§ What to produce:
Set down all of the data that follows word for word, without the images.

§ Extracted information:
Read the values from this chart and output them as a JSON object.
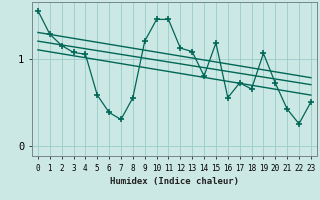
{
  "bg_color": "#cce8e4",
  "grid_color": "#99cccc",
  "line_color": "#006655",
  "xlabel": "Humidex (Indice chaleur)",
  "xlim": [
    -0.5,
    23.5
  ],
  "ylim": [
    -0.12,
    1.65
  ],
  "yticks": [
    0,
    1
  ],
  "xticks": [
    0,
    1,
    2,
    3,
    4,
    5,
    6,
    7,
    8,
    9,
    10,
    11,
    12,
    13,
    14,
    15,
    16,
    17,
    18,
    19,
    20,
    21,
    22,
    23
  ],
  "jagged_x": [
    0,
    1,
    2,
    3,
    4,
    5,
    6,
    7,
    8,
    9,
    10,
    11,
    12,
    13,
    14,
    15,
    16,
    17,
    18,
    19,
    20,
    21,
    22,
    23
  ],
  "jagged_y": [
    1.55,
    1.28,
    1.15,
    1.07,
    1.05,
    0.58,
    0.38,
    0.3,
    0.55,
    1.2,
    1.45,
    1.45,
    1.12,
    1.08,
    0.8,
    1.18,
    0.55,
    0.72,
    0.65,
    1.06,
    0.72,
    0.42,
    0.25,
    0.5
  ],
  "line1_x": [
    0,
    23
  ],
  "line1_y": [
    1.3,
    0.78
  ],
  "line2_x": [
    0,
    23
  ],
  "line2_y": [
    1.2,
    0.7
  ],
  "line3_x": [
    0,
    23
  ],
  "line3_y": [
    1.1,
    0.58
  ]
}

§ The reply:
Read the values from this chart and output them as a JSON object.
{
  "bg_color": "#cce8e4",
  "grid_color": "#99cccc",
  "line_color": "#006655",
  "xlabel": "Humidex (Indice chaleur)",
  "xlim": [
    -0.5,
    23.5
  ],
  "ylim": [
    -0.12,
    1.65
  ],
  "yticks": [
    0,
    1
  ],
  "xticks": [
    0,
    1,
    2,
    3,
    4,
    5,
    6,
    7,
    8,
    9,
    10,
    11,
    12,
    13,
    14,
    15,
    16,
    17,
    18,
    19,
    20,
    21,
    22,
    23
  ],
  "jagged_x": [
    0,
    1,
    2,
    3,
    4,
    5,
    6,
    7,
    8,
    9,
    10,
    11,
    12,
    13,
    14,
    15,
    16,
    17,
    18,
    19,
    20,
    21,
    22,
    23
  ],
  "jagged_y": [
    1.55,
    1.28,
    1.15,
    1.07,
    1.05,
    0.58,
    0.38,
    0.3,
    0.55,
    1.2,
    1.45,
    1.45,
    1.12,
    1.08,
    0.8,
    1.18,
    0.55,
    0.72,
    0.65,
    1.06,
    0.72,
    0.42,
    0.25,
    0.5
  ],
  "line1_x": [
    0,
    23
  ],
  "line1_y": [
    1.3,
    0.78
  ],
  "line2_x": [
    0,
    23
  ],
  "line2_y": [
    1.2,
    0.7
  ],
  "line3_x": [
    0,
    23
  ],
  "line3_y": [
    1.1,
    0.58
  ]
}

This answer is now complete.